The records that follow must be reproduced in full, exactly as written.

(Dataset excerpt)
────────────────────

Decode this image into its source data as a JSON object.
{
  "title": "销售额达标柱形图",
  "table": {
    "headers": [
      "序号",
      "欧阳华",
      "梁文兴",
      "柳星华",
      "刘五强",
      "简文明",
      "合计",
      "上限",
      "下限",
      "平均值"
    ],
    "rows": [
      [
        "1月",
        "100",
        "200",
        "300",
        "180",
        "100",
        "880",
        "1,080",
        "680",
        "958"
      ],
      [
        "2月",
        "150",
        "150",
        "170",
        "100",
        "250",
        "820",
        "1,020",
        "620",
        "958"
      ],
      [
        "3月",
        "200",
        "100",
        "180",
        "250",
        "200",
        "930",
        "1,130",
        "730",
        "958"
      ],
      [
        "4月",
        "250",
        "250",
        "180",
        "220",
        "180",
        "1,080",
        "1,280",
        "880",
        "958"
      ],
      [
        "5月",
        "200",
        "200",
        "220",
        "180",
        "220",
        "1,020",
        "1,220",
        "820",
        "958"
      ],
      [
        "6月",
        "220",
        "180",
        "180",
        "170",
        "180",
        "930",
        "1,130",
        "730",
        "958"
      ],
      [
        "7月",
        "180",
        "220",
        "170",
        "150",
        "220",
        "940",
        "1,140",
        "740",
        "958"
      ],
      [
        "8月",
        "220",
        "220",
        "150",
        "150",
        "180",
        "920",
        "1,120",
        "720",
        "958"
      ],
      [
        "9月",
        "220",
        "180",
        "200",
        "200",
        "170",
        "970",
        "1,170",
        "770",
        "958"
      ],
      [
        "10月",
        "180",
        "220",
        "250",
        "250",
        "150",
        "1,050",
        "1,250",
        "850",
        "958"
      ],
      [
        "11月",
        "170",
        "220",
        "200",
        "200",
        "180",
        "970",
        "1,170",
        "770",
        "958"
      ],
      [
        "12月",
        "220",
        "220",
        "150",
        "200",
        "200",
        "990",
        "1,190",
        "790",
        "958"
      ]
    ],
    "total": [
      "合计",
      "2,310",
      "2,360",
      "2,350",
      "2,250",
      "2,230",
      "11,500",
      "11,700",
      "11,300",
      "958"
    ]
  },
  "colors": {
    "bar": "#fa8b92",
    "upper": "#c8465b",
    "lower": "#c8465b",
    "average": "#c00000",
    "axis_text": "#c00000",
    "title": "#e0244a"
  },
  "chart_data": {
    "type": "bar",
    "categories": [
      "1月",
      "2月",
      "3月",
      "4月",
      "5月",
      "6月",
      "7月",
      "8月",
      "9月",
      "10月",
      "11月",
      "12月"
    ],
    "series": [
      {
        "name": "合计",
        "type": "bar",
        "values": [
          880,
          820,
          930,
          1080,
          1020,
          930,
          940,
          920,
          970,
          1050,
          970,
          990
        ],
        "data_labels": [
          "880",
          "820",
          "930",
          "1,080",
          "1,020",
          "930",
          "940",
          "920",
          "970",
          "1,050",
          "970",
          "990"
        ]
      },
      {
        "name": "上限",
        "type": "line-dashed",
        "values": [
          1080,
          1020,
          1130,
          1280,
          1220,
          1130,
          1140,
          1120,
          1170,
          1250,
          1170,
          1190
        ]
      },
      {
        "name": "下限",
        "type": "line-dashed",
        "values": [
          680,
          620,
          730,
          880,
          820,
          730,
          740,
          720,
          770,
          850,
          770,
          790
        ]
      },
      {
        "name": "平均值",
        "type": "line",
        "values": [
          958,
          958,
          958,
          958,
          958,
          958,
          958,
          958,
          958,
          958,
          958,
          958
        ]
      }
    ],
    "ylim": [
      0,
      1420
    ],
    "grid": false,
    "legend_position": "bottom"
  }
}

────────────────────

> _Complete response_:
Decode this image into its source data as a JSON object.
{
  "title": "销售额达标柱形图",
  "table": {
    "headers": [
      "序号",
      "欧阳华",
      "梁文兴",
      "柳星华",
      "刘五强",
      "简文明",
      "合计",
      "上限",
      "下限",
      "平均值"
    ],
    "rows": [
      [
        "1月",
        "100",
        "200",
        "300",
        "180",
        "100",
        "880",
        "1,080",
        "680",
        "958"
      ],
      [
        "2月",
        "150",
        "150",
        "170",
        "100",
        "250",
        "820",
        "1,020",
        "620",
        "958"
      ],
      [
        "3月",
        "200",
        "100",
        "180",
        "250",
        "200",
        "930",
        "1,130",
        "730",
        "958"
      ],
      [
        "4月",
        "250",
        "250",
        "180",
        "220",
        "180",
        "1,080",
        "1,280",
        "880",
        "958"
      ],
      [
        "5月",
        "200",
        "200",
        "220",
        "180",
        "220",
        "1,020",
        "1,220",
        "820",
        "958"
      ],
      [
        "6月",
        "220",
        "180",
        "180",
        "170",
        "180",
        "930",
        "1,130",
        "730",
        "958"
      ],
      [
        "7月",
        "180",
        "220",
        "170",
        "150",
        "220",
        "940",
        "1,140",
        "740",
        "958"
      ],
      [
        "8月",
        "220",
        "220",
        "150",
        "150",
        "180",
        "920",
        "1,120",
        "720",
        "958"
      ],
      [
        "9月",
        "220",
        "180",
        "200",
        "200",
        "170",
        "970",
        "1,170",
        "770",
        "958"
      ],
      [
        "10月",
        "180",
        "220",
        "250",
        "250",
        "150",
        "1,050",
        "1,250",
        "850",
        "958"
      ],
      [
        "11月",
        "170",
        "220",
        "200",
        "200",
        "180",
        "970",
        "1,170",
        "770",
        "958"
      ],
      [
        "12月",
        "220",
        "220",
        "150",
        "200",
        "200",
        "990",
        "1,190",
        "790",
        "958"
      ]
    ],
    "total": [
      "合计",
      "2,310",
      "2,360",
      "2,350",
      "2,250",
      "2,230",
      "11,500",
      "11,700",
      "11,300",
      "958"
    ]
  },
  "colors": {
    "bar": "#fa8b92",
    "upper": "#c8465b",
    "lower": "#c8465b",
    "average": "#c00000",
    "axis_text": "#c00000",
    "title": "#e0244a"
  },
  "chart_data": {
    "type": "bar",
    "categories": [
      "1月",
      "2月",
      "3月",
      "4月",
      "5月",
      "6月",
      "7月",
      "8月",
      "9月",
      "10月",
      "11月",
      "12月"
    ],
    "series": [
      {
        "name": "合计",
        "type": "bar",
        "values": [
          880,
          820,
          930,
          1080,
          1020,
          930,
          940,
          920,
          970,
          1050,
          970,
          990
        ],
        "data_labels": [
          "880",
          "820",
          "930",
          "1,080",
          "1,020",
          "930",
          "940",
          "920",
          "970",
          "1,050",
          "970",
          "990"
        ]
      },
      {
        "name": "上限",
        "type": "line-dashed",
        "values": [
          1080,
          1020,
          1130,
          1280,
          1220,
          1130,
          1140,
          1120,
          1170,
          1250,
          1170,
          1190
        ]
      },
      {
        "name": "下限",
        "type": "line-dashed",
        "values": [
          680,
          620,
          730,
          880,
          820,
          730,
          740,
          720,
          770,
          850,
          770,
          790
        ]
      },
      {
        "name": "平均值",
        "type": "line",
        "values": [
          958,
          958,
          958,
          958,
          958,
          958,
          958,
          958,
          958,
          958,
          958,
          958
        ]
      }
    ],
    "ylim": [
      0,
      1420
    ],
    "grid": false,
    "legend_position": "bottom"
  }
}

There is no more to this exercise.